Stored entries:
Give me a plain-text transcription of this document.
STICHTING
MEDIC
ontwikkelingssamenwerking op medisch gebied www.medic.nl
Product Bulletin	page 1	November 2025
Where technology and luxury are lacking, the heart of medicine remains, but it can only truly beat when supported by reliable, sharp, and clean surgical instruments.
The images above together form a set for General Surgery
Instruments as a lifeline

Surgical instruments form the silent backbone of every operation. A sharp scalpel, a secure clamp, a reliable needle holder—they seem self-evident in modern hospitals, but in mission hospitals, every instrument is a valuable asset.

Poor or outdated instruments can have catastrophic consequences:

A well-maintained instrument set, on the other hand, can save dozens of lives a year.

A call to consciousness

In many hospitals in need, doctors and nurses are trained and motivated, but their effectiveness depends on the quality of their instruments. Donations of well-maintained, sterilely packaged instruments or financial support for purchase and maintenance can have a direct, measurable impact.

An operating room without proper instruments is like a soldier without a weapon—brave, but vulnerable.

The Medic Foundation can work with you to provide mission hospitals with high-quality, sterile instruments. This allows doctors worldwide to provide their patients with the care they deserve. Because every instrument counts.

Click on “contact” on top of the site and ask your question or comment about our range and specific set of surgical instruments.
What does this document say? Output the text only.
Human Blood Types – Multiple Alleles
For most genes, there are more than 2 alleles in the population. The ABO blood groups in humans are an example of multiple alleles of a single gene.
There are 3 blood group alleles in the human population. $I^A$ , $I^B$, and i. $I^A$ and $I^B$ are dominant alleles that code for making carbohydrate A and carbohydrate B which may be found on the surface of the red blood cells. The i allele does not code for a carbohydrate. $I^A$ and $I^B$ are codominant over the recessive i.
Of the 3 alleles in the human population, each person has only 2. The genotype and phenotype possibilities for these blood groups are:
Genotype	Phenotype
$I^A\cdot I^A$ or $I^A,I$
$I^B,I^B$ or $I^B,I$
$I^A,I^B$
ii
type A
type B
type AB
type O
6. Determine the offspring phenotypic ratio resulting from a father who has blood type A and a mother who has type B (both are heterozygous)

AIM OF THE TASK: Each line of the records should be repeated exactly as it stands.

RESPONSE FOR THIS EXERCISE:
Give me a plain-text transcription of this document.
STICHTING
MEDIC
ontwikkelingssamenwerking op medisch gebied www.medic.nl
Product Bulletin	page 1	November 2025
Where technology and luxury are lacking, the heart of medicine remains, but it can only truly beat when supported by reliable, sharp, and clean surgical instruments.
The images above together form a set for General Surgery
Instruments as a lifeline

Surgical instruments form the silent backbone of every operation. A sharp scalpel, a secure clamp, a reliable needle holder—they seem self-evident in modern hospitals, but in mission hospitals, every instrument is a valuable asset.

Poor or outdated instruments can have catastrophic consequences:

A well-maintained instrument set, on the other hand, can save dozens of lives a year.

A call to consciousness

In many hospitals in need, doctors and nurses are trained and motivated, but their effectiveness depends on the quality of their instruments. Donations of well-maintained, sterilely packaged instruments or financial support for purchase and maintenance can have a direct, measurable impact.

An operating room without proper instruments is like a soldier without a weapon—brave, but vulnerable.

The Medic Foundation can work with you to provide mission hospitals with high-quality, sterile instruments. This allows doctors worldwide to provide their patients with the care they deserve. Because every instrument counts.

Click on “contact” on top of the site and ask your question or comment about our range and specific set of surgical instruments.
What does this document say? Output the text only.
Human Blood Types – Multiple Alleles
For most genes, there are more than 2 alleles in the population. The ABO blood groups in humans are an example of multiple alleles of a single gene.
There are 3 blood group alleles in the human population. $I^A$ , $I^B$, and i. $I^A$ and $I^B$ are dominant alleles that code for making carbohydrate A and carbohydrate B which may be found on the surface of the red blood cells. The i allele does not code for a carbohydrate. $I^A$ and $I^B$ are codominant over the recessive i.
Of the 3 alleles in the human population, each person has only 2. The genotype and phenotype possibilities for these blood groups are:
Genotype	Phenotype
$I^A\cdot I^A$ or $I^A,I$
$I^B,I^B$ or $I^B,I$
$I^A,I^B$
ii
type A
type B
type AB
type O
6. Determine the offspring phenotypic ratio resulting from a father who has blood type A and a mother who has type B (both are heterozygous)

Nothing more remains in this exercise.